• **TO BE DONE**: The data below needs to be returned exactly, line for line.

(Records about charts and figures)
— start —

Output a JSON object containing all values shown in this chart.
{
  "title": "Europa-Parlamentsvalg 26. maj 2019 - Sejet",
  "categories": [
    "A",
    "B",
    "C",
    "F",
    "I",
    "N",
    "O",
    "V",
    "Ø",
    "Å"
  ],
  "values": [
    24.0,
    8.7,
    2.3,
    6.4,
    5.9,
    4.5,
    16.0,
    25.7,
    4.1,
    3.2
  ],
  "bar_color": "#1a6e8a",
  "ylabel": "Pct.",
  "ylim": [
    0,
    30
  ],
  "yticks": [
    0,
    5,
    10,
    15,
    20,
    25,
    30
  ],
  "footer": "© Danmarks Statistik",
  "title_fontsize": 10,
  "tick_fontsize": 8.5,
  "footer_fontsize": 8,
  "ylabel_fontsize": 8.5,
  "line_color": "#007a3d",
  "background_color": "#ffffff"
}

— end —

• **REPLY TO THE EXERCISE**:
Output a JSON object containing all values shown in this chart.
{
  "title": "Europa-Parlamentsvalg 26. maj 2019 - Sejet",
  "categories": [
    "A",
    "B",
    "C",
    "F",
    "I",
    "N",
    "O",
    "V",
    "Ø",
    "Å"
  ],
  "values": [
    24.0,
    8.7,
    2.3,
    6.4,
    5.9,
    4.5,
    16.0,
    25.7,
    4.1,
    3.2
  ],
  "bar_color": "#1a6e8a",
  "ylabel": "Pct.",
  "ylim": [
    0,
    30
  ],
  "yticks": [
    0,
    5,
    10,
    15,
    20,
    25,
    30
  ],
  "footer": "© Danmarks Statistik",
  "title_fontsize": 10,
  "tick_fontsize": 8.5,
  "footer_fontsize": 8,
  "ylabel_fontsize": 8.5,
  "line_color": "#007a3d",
  "background_color": "#ffffff"
}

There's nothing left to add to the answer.